**PROBLEM STATEMENT:** Pull out every line below holding the word "text".

**Stored items:**
○ ○ ○

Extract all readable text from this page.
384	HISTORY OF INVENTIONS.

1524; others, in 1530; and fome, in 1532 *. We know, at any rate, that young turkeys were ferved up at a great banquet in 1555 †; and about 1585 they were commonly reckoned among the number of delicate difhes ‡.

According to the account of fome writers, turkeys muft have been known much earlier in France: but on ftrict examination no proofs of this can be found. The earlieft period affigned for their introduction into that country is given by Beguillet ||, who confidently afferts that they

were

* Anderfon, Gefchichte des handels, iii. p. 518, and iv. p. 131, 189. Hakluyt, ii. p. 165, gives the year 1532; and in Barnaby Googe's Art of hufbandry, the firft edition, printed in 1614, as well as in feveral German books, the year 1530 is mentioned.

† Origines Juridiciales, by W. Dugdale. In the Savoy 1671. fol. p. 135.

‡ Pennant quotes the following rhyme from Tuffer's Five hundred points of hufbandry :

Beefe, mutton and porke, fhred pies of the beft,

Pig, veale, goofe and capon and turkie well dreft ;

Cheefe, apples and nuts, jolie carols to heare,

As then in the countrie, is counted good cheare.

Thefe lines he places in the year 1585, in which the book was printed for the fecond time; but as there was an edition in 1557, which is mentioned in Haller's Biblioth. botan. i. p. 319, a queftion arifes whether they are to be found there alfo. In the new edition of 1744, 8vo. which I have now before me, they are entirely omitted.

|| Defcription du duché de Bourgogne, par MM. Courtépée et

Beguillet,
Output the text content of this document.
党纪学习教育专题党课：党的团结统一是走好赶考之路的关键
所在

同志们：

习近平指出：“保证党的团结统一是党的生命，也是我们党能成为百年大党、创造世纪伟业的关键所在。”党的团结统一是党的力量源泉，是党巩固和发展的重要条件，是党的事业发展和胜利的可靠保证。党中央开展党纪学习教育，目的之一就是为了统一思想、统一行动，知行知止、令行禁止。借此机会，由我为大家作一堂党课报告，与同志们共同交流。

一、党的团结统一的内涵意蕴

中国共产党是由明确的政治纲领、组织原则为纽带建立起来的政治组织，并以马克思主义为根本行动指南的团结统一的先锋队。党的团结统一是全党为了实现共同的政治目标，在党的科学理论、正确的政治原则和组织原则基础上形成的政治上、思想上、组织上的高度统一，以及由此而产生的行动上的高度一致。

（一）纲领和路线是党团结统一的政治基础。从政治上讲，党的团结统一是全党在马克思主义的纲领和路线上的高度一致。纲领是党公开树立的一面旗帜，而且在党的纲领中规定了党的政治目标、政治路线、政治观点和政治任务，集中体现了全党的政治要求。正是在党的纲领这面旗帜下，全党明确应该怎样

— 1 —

○ ○ ○

**EXERCISE ANSWER:**
Extract all readable text from this page.
Output the text content of this document.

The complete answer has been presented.